RECORD EXCERPTS:
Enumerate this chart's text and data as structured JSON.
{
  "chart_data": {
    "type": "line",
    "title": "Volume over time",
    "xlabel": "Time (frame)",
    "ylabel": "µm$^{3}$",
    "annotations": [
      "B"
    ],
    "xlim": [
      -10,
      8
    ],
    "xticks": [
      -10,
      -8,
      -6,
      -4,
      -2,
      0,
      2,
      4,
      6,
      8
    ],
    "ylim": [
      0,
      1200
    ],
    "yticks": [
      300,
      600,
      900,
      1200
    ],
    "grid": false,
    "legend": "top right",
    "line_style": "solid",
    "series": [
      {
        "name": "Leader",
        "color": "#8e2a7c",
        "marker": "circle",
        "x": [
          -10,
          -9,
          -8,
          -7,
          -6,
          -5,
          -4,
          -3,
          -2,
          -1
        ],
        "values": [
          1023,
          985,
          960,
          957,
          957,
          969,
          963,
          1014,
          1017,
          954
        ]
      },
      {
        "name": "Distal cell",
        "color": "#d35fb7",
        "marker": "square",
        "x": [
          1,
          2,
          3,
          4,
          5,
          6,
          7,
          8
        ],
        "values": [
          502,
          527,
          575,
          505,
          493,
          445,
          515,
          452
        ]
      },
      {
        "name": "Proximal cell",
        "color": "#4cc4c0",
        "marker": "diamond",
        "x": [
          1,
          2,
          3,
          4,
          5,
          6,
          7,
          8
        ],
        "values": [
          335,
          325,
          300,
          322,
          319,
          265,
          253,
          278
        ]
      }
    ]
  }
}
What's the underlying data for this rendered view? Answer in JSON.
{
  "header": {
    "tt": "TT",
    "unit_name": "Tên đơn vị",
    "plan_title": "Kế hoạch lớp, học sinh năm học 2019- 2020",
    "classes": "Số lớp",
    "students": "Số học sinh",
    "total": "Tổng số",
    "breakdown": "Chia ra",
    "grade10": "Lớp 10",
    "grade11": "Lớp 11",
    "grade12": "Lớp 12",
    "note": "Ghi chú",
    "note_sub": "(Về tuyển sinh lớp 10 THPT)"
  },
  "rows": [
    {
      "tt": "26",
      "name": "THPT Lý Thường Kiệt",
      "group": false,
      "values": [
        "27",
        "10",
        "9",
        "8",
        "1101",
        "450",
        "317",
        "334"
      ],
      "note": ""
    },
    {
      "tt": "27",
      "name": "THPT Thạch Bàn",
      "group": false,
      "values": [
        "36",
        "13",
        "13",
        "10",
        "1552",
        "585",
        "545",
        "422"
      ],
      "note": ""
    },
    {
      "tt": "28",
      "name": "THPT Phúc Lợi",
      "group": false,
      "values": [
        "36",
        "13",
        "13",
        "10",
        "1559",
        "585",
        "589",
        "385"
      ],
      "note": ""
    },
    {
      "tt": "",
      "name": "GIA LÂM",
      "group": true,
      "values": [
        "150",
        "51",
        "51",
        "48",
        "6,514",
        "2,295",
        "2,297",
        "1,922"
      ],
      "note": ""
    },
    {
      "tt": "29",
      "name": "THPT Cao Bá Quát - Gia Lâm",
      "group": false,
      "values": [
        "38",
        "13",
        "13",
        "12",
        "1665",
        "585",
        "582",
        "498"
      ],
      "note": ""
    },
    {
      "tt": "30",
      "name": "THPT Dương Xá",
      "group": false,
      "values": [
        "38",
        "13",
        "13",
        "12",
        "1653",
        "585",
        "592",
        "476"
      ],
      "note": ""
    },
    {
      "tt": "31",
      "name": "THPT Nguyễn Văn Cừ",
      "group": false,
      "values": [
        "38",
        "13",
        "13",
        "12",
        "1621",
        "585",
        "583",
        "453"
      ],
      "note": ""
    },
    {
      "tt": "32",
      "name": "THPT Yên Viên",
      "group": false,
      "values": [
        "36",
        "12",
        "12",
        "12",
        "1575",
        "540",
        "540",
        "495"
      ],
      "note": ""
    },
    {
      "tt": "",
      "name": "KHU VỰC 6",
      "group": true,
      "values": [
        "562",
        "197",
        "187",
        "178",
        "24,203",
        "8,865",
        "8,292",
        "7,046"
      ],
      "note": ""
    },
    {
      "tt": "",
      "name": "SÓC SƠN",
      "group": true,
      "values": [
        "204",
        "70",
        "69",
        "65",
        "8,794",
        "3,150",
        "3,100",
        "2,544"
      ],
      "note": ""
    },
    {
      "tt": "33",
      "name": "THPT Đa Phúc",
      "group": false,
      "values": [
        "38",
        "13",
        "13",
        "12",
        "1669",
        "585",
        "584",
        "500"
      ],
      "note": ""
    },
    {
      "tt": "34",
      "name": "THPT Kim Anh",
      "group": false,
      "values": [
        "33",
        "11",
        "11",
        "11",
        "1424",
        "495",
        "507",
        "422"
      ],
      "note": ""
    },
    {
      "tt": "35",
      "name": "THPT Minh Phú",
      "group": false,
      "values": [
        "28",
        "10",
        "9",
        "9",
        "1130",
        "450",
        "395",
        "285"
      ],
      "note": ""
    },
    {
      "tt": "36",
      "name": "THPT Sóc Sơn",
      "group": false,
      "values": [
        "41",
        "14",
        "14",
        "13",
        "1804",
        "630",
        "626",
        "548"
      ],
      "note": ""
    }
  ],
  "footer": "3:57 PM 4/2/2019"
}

TASK TO CARRY OUT: Find the word "JSON" in the entries above and gather every line that holds it.

ANSWER:
Enumerate this chart's text and data as structured JSON.
What's the underlying data for this rendered view? Answer in JSON.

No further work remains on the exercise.